** start of ITEMS **

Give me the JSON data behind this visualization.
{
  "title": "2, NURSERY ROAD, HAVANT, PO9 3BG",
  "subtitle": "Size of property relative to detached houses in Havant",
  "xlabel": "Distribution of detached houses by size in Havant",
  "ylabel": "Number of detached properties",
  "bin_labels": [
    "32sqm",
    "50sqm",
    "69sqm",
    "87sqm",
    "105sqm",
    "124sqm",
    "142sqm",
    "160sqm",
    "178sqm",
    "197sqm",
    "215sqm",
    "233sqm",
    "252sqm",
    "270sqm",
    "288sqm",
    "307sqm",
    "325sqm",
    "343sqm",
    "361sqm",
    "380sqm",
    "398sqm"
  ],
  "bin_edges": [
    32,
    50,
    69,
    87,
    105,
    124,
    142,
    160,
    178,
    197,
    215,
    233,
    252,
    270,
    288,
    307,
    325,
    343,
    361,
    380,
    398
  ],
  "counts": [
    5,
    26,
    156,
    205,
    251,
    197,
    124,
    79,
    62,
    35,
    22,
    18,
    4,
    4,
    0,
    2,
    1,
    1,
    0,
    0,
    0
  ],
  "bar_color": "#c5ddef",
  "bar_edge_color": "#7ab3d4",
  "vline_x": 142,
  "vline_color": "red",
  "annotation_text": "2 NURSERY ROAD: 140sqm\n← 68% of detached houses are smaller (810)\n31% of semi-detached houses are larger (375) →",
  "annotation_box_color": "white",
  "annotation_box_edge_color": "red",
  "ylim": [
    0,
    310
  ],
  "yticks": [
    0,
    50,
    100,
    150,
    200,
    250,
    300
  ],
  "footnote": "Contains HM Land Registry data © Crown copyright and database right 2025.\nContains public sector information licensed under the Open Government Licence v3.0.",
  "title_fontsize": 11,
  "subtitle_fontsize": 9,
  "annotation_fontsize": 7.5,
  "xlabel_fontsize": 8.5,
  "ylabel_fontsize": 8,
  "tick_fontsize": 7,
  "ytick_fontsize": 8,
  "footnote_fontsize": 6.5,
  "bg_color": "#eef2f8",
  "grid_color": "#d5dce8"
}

** end of ITEMS **

Set down each entry again, unchanged.

Give me the JSON data behind this visualization.
{
  "title": "2, NURSERY ROAD, HAVANT, PO9 3BG",
  "subtitle": "Size of property relative to detached houses in Havant",
  "xlabel": "Distribution of detached houses by size in Havant",
  "ylabel": "Number of detached properties",
  "bin_labels": [
    "32sqm",
    "50sqm",
    "69sqm",
    "87sqm",
    "105sqm",
    "124sqm",
    "142sqm",
    "160sqm",
    "178sqm",
    "197sqm",
    "215sqm",
    "233sqm",
    "252sqm",
    "270sqm",
    "288sqm",
    "307sqm",
    "325sqm",
    "343sqm",
    "361sqm",
    "380sqm",
    "398sqm"
  ],
  "bin_edges": [
    32,
    50,
    69,
    87,
    105,
    124,
    142,
    160,
    178,
    197,
    215,
    233,
    252,
    270,
    288,
    307,
    325,
    343,
    361,
    380,
    398
  ],
  "counts": [
    5,
    26,
    156,
    205,
    251,
    197,
    124,
    79,
    62,
    35,
    22,
    18,
    4,
    4,
    0,
    2,
    1,
    1,
    0,
    0,
    0
  ],
  "bar_color": "#c5ddef",
  "bar_edge_color": "#7ab3d4",
  "vline_x": 142,
  "vline_color": "red",
  "annotation_text": "2 NURSERY ROAD: 140sqm\n← 68% of detached houses are smaller (810)\n31% of semi-detached houses are larger (375) →",
  "annotation_box_color": "white",
  "annotation_box_edge_color": "red",
  "ylim": [
    0,
    310
  ],
  "yticks": [
    0,
    50,
    100,
    150,
    200,
    250,
    300
  ],
  "footnote": "Contains HM Land Registry data © Crown copyright and database right 2025.\nContains public sector information licensed under the Open Government Licence v3.0.",
  "title_fontsize": 11,
  "subtitle_fontsize": 9,
  "annotation_fontsize": 7.5,
  "xlabel_fontsize": 8.5,
  "ylabel_fontsize": 8,
  "tick_fontsize": 7,
  "ytick_fontsize": 8,
  "footnote_fontsize": 6.5,
  "bg_color": "#eef2f8",
  "grid_color": "#d5dce8"
}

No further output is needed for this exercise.